▶ WHAT TO PRODUCE
Extract every line below, verbatim.
━━ EXTRACTED RECORDS ━━
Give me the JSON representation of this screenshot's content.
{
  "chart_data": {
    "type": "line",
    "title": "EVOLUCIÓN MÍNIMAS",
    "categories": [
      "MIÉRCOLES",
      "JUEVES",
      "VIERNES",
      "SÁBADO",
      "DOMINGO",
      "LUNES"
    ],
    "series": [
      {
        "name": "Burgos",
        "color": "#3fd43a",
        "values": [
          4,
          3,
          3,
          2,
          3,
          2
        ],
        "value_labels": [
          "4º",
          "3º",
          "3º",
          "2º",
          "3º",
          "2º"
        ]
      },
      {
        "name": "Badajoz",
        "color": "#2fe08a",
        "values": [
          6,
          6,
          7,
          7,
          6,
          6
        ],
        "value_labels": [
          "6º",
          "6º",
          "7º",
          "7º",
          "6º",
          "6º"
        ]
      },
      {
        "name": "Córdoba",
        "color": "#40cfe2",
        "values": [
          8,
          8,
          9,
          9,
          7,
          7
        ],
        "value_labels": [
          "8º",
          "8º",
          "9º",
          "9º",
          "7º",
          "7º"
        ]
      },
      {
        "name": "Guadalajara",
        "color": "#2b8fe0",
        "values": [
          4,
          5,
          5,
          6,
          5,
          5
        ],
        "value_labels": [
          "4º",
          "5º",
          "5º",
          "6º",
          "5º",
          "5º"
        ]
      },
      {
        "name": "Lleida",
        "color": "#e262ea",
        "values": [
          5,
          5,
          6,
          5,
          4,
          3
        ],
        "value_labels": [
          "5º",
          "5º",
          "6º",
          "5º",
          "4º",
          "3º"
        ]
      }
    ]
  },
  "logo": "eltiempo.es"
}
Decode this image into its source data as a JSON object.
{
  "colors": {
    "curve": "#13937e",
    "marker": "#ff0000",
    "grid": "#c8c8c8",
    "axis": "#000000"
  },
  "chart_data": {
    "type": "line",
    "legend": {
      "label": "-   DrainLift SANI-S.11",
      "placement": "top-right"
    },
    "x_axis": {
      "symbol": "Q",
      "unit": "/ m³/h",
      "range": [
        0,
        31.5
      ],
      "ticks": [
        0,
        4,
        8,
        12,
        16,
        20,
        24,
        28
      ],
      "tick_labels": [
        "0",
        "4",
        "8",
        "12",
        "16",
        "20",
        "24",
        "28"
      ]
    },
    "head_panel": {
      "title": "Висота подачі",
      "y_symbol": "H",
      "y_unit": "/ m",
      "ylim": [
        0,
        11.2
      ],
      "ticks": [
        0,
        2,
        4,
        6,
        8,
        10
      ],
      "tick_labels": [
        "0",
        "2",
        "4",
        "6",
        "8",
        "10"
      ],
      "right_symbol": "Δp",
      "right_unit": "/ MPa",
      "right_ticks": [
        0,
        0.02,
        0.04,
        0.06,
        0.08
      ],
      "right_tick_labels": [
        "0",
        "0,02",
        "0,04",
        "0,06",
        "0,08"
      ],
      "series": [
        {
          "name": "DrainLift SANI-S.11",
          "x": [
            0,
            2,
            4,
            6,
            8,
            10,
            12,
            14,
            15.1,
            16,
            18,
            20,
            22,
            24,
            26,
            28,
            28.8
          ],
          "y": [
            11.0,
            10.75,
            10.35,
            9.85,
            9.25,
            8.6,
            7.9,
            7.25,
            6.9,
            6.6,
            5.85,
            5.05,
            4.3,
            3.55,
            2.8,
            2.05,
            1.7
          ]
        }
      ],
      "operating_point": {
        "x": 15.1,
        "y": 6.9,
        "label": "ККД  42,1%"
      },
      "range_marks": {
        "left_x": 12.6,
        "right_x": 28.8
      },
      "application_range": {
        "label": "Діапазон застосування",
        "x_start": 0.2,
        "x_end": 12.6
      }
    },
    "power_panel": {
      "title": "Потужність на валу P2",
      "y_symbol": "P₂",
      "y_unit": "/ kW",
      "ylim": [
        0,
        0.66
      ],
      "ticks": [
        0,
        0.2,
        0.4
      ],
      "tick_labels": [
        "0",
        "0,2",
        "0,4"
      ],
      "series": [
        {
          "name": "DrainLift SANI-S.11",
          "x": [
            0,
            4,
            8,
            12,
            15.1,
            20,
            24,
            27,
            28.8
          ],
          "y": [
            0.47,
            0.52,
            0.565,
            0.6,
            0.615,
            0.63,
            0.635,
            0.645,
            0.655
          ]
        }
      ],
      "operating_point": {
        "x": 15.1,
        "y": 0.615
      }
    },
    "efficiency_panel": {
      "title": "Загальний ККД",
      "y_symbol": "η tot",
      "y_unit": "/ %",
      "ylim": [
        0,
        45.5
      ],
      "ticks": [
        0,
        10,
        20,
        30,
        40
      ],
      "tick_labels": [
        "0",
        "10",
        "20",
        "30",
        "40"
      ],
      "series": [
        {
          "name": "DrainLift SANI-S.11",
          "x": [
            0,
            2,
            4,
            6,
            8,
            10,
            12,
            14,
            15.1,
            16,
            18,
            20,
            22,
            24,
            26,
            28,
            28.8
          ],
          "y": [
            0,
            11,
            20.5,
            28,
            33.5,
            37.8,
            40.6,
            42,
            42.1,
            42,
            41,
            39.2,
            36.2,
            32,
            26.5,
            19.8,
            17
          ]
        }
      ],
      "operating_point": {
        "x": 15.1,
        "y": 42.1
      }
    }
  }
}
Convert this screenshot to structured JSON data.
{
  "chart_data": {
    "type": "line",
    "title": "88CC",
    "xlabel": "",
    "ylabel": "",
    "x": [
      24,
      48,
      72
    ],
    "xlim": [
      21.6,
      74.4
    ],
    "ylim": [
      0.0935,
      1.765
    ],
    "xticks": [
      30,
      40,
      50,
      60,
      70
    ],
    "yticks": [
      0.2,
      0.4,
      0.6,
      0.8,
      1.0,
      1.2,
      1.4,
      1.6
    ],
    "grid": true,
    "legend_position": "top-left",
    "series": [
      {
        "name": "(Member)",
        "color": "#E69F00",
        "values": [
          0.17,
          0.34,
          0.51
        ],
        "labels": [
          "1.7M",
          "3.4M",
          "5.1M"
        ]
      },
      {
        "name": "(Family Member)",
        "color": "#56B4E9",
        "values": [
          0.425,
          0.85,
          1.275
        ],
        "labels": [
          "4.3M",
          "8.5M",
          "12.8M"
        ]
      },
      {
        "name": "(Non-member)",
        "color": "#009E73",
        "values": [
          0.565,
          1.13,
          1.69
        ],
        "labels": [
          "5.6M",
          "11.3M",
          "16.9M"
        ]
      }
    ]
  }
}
━━━
▶ EXERCISE RESULT
Give me the JSON representation of this screenshot's content.
{
  "chart_data": {
    "type": "line",
    "title": "EVOLUCIÓN MÍNIMAS",
    "categories": [
      "MIÉRCOLES",
      "JUEVES",
      "VIERNES",
      "SÁBADO",
      "DOMINGO",
      "LUNES"
    ],
    "series": [
      {
        "name": "Burgos",
        "color": "#3fd43a",
        "values": [
          4,
          3,
          3,
          2,
          3,
          2
        ],
        "value_labels": [
          "4º",
          "3º",
          "3º",
          "2º",
          "3º",
          "2º"
        ]
      },
      {
        "name": "Badajoz",
        "color": "#2fe08a",
        "values": [
          6,
          6,
          7,
          7,
          6,
          6
        ],
        "value_labels": [
          "6º",
          "6º",
          "7º",
          "7º",
          "6º",
          "6º"
        ]
      },
      {
        "name": "Córdoba",
        "color": "#40cfe2",
        "values": [
          8,
          8,
          9,
          9,
          7,
          7
        ],
        "value_labels": [
          "8º",
          "8º",
          "9º",
          "9º",
          "7º",
          "7º"
        ]
      },
      {
        "name": "Guadalajara",
        "color": "#2b8fe0",
        "values": [
          4,
          5,
          5,
          6,
          5,
          5
        ],
        "value_labels": [
          "4º",
          "5º",
          "5º",
          "6º",
          "5º",
          "5º"
        ]
      },
      {
        "name": "Lleida",
        "color": "#e262ea",
        "values": [
          5,
          5,
          6,
          5,
          4,
          3
        ],
        "value_labels": [
          "5º",
          "5º",
          "6º",
          "5º",
          "4º",
          "3º"
        ]
      }
    ]
  },
  "logo": "eltiempo.es"
}
Decode this image into its source data as a JSON object.
{
  "colors": {
    "curve": "#13937e",
    "marker": "#ff0000",
    "grid": "#c8c8c8",
    "axis": "#000000"
  },
  "chart_data": {
    "type": "line",
    "legend": {
      "label": "-   DrainLift SANI-S.11",
      "placement": "top-right"
    },
    "x_axis": {
      "symbol": "Q",
      "unit": "/ m³/h",
      "range": [
        0,
        31.5
      ],
      "ticks": [
        0,
        4,
        8,
        12,
        16,
        20,
        24,
        28
      ],
      "tick_labels": [
        "0",
        "4",
        "8",
        "12",
        "16",
        "20",
        "24",
        "28"
      ]
    },
    "head_panel": {
      "title": "Висота подачі",
      "y_symbol": "H",
      "y_unit": "/ m",
      "ylim": [
        0,
        11.2
      ],
      "ticks": [
        0,
        2,
        4,
        6,
        8,
        10
      ],
      "tick_labels": [
        "0",
        "2",
        "4",
        "6",
        "8",
        "10"
      ],
      "right_symbol": "Δp",
      "right_unit": "/ MPa",
      "right_ticks": [
        0,
        0.02,
        0.04,
        0.06,
        0.08
      ],
      "right_tick_labels": [
        "0",
        "0,02",
        "0,04",
        "0,06",
        "0,08"
      ],
      "series": [
        {
          "name": "DrainLift SANI-S.11",
          "x": [
            0,
            2,
            4,
            6,
            8,
            10,
            12,
            14,
            15.1,
            16,
            18,
            20,
            22,
            24,
            26,
            28,
            28.8
          ],
          "y": [
            11.0,
            10.75,
            10.35,
            9.85,
            9.25,
            8.6,
            7.9,
            7.25,
            6.9,
            6.6,
            5.85,
            5.05,
            4.3,
            3.55,
            2.8,
            2.05,
            1.7
          ]
        }
      ],
      "operating_point": {
        "x": 15.1,
        "y": 6.9,
        "label": "ККД  42,1%"
      },
      "range_marks": {
        "left_x": 12.6,
        "right_x": 28.8
      },
      "application_range": {
        "label": "Діапазон застосування",
        "x_start": 0.2,
        "x_end": 12.6
      }
    },
    "power_panel": {
      "title": "Потужність на валу P2",
      "y_symbol": "P₂",
      "y_unit": "/ kW",
      "ylim": [
        0,
        0.66
      ],
      "ticks": [
        0,
        0.2,
        0.4
      ],
      "tick_labels": [
        "0",
        "0,2",
        "0,4"
      ],
      "series": [
        {
          "name": "DrainLift SANI-S.11",
          "x": [
            0,
            4,
            8,
            12,
            15.1,
            20,
            24,
            27,
            28.8
          ],
          "y": [
            0.47,
            0.52,
            0.565,
            0.6,
            0.615,
            0.63,
            0.635,
            0.645,
            0.655
          ]
        }
      ],
      "operating_point": {
        "x": 15.1,
        "y": 0.615
      }
    },
    "efficiency_panel": {
      "title": "Загальний ККД",
      "y_symbol": "η tot",
      "y_unit": "/ %",
      "ylim": [
        0,
        45.5
      ],
      "ticks": [
        0,
        10,
        20,
        30,
        40
      ],
      "tick_labels": [
        "0",
        "10",
        "20",
        "30",
        "40"
      ],
      "series": [
        {
          "name": "DrainLift SANI-S.11",
          "x": [
            0,
            2,
            4,
            6,
            8,
            10,
            12,
            14,
            15.1,
            16,
            18,
            20,
            22,
            24,
            26,
            28,
            28.8
          ],
          "y": [
            0,
            11,
            20.5,
            28,
            33.5,
            37.8,
            40.6,
            42,
            42.1,
            42,
            41,
            39.2,
            36.2,
            32,
            26.5,
            19.8,
            17
          ]
        }
      ],
      "operating_point": {
        "x": 15.1,
        "y": 42.1
      }
    }
  }
}
Convert this screenshot to structured JSON data.
{
  "chart_data": {
    "type": "line",
    "title": "88CC",
    "xlabel": "",
    "ylabel": "",
    "x": [
      24,
      48,
      72
    ],
    "xlim": [
      21.6,
      74.4
    ],
    "ylim": [
      0.0935,
      1.765
    ],
    "xticks": [
      30,
      40,
      50,
      60,
      70
    ],
    "yticks": [
      0.2,
      0.4,
      0.6,
      0.8,
      1.0,
      1.2,
      1.4,
      1.6
    ],
    "grid": true,
    "legend_position": "top-left",
    "series": [
      {
        "name": "(Member)",
        "color": "#E69F00",
        "values": [
          0.17,
          0.34,
          0.51
        ],
        "labels": [
          "1.7M",
          "3.4M",
          "5.1M"
        ]
      },
      {
        "name": "(Family Member)",
        "color": "#56B4E9",
        "values": [
          0.425,
          0.85,
          1.275
        ],
        "labels": [
          "4.3M",
          "8.5M",
          "12.8M"
        ]
      },
      {
        "name": "(Non-member)",
        "color": "#009E73",
        "values": [
          0.565,
          1.13,
          1.69
        ],
        "labels": [
          "5.6M",
          "11.3M",
          "16.9M"
        ]
      }
    ]
  }
}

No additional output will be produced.